● WHAT IS BEING ASKED: Your job is to restate each entry word for word.

● RECORDS:
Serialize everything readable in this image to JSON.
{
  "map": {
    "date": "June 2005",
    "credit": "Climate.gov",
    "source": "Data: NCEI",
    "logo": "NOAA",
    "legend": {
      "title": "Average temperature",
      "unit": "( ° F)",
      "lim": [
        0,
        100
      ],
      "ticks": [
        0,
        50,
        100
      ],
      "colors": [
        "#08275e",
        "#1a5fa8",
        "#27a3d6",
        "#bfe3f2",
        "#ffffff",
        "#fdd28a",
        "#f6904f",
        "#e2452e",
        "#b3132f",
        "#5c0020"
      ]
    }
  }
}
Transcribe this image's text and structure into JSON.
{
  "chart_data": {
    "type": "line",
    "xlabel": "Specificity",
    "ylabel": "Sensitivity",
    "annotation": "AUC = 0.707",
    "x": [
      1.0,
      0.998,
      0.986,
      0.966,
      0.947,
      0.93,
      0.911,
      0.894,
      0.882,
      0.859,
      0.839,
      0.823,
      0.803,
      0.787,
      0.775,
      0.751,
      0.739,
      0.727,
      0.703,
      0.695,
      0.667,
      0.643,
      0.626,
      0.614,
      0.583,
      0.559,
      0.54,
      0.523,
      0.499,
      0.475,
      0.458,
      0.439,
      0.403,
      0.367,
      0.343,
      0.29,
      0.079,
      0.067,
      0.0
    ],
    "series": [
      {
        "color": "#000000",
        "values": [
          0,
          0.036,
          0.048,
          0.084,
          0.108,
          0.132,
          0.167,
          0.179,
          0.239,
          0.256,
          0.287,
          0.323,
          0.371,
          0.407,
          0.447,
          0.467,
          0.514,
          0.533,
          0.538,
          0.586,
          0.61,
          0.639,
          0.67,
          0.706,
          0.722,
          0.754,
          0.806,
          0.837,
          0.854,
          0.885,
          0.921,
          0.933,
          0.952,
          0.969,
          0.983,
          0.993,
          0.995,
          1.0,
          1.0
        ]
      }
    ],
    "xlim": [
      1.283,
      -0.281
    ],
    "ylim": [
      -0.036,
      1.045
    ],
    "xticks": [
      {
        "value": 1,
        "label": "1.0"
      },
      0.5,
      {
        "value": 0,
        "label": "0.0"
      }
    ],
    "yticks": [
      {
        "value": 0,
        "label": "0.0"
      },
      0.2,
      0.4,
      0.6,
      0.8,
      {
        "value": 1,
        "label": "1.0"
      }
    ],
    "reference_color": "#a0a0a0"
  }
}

● FULL RESPONSE:
Serialize everything readable in this image to JSON.
{
  "map": {
    "date": "June 2005",
    "credit": "Climate.gov",
    "source": "Data: NCEI",
    "logo": "NOAA",
    "legend": {
      "title": "Average temperature",
      "unit": "( ° F)",
      "lim": [
        0,
        100
      ],
      "ticks": [
        0,
        50,
        100
      ],
      "colors": [
        "#08275e",
        "#1a5fa8",
        "#27a3d6",
        "#bfe3f2",
        "#ffffff",
        "#fdd28a",
        "#f6904f",
        "#e2452e",
        "#b3132f",
        "#5c0020"
      ]
    }
  }
}
Transcribe this image's text and structure into JSON.
{
  "chart_data": {
    "type": "line",
    "xlabel": "Specificity",
    "ylabel": "Sensitivity",
    "annotation": "AUC = 0.707",
    "x": [
      1.0,
      0.998,
      0.986,
      0.966,
      0.947,
      0.93,
      0.911,
      0.894,
      0.882,
      0.859,
      0.839,
      0.823,
      0.803,
      0.787,
      0.775,
      0.751,
      0.739,
      0.727,
      0.703,
      0.695,
      0.667,
      0.643,
      0.626,
      0.614,
      0.583,
      0.559,
      0.54,
      0.523,
      0.499,
      0.475,
      0.458,
      0.439,
      0.403,
      0.367,
      0.343,
      0.29,
      0.079,
      0.067,
      0.0
    ],
    "series": [
      {
        "color": "#000000",
        "values": [
          0,
          0.036,
          0.048,
          0.084,
          0.108,
          0.132,
          0.167,
          0.179,
          0.239,
          0.256,
          0.287,
          0.323,
          0.371,
          0.407,
          0.447,
          0.467,
          0.514,
          0.533,
          0.538,
          0.586,
          0.61,
          0.639,
          0.67,
          0.706,
          0.722,
          0.754,
          0.806,
          0.837,
          0.854,
          0.885,
          0.921,
          0.933,
          0.952,
          0.969,
          0.983,
          0.993,
          0.995,
          1.0,
          1.0
        ]
      }
    ],
    "xlim": [
      1.283,
      -0.281
    ],
    "ylim": [
      -0.036,
      1.045
    ],
    "xticks": [
      {
        "value": 1,
        "label": "1.0"
      },
      0.5,
      {
        "value": 0,
        "label": "0.0"
      }
    ],
    "yticks": [
      {
        "value": 0,
        "label": "0.0"
      },
      0.2,
      0.4,
      0.6,
      0.8,
      {
        "value": 1,
        "label": "1.0"
      }
    ],
    "reference_color": "#a0a0a0"
  }
}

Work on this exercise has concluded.